### RECORD LIST ###
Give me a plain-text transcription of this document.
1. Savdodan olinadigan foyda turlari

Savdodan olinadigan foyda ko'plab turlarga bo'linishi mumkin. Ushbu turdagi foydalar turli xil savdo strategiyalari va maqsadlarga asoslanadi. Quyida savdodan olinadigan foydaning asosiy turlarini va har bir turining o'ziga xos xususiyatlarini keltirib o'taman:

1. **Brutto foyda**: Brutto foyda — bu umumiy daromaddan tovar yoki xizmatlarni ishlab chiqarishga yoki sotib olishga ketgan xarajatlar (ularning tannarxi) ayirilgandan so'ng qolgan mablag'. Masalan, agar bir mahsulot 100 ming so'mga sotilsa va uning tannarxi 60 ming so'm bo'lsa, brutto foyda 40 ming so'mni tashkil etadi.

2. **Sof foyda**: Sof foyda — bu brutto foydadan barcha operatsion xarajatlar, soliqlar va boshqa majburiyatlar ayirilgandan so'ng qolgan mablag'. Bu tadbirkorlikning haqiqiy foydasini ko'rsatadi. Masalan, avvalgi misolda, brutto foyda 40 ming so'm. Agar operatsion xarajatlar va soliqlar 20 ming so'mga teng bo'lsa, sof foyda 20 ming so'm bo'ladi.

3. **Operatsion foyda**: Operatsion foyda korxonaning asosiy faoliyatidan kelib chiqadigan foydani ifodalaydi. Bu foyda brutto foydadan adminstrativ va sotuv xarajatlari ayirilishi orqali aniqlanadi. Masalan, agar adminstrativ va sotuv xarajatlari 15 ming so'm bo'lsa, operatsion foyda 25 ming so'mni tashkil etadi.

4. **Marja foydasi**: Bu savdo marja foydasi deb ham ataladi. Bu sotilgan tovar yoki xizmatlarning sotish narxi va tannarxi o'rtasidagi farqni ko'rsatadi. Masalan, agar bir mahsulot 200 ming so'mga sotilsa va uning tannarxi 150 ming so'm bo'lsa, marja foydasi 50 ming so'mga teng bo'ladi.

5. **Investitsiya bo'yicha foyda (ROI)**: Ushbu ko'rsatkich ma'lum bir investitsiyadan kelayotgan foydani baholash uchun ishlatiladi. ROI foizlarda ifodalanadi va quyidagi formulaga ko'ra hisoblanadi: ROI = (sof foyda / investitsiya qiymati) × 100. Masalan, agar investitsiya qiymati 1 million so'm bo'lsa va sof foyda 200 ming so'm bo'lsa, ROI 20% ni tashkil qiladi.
###
## STATED GOAL
Which lines contain the word "rsatadi"? Copy each one.

## FINAL ANSWER
2. **Sof foyda**: Sof foyda — bu brutto foydadan barcha operatsion xarajatlar, soliqlar va boshqa majburiyatlar ayirilgandan so'ng qolgan mablag'. Bu tadbirkorlikning haqiqiy foydasini ko'rsatadi. Masalan, avvalgi misolda, brutto foyda 40 ming so'm. Agar operatsion xarajatlar va soliqlar 20 ming so'mga teng bo'lsa, sof foyda 20 ming so'm bo'ladi.
4. **Marja foydasi**: Bu savdo marja foydasi deb ham ataladi. Bu sotilgan tovar yoki xizmatlarning sotish narxi va tannarxi o'rtasidagi farqni ko'rsatadi. Masalan, agar bir mahsulot 200 ming so'mga sotilsa va uning tannarxi 150 ming so'm bo'lsa, marja foydasi 50 ming so'mga teng bo'ladi.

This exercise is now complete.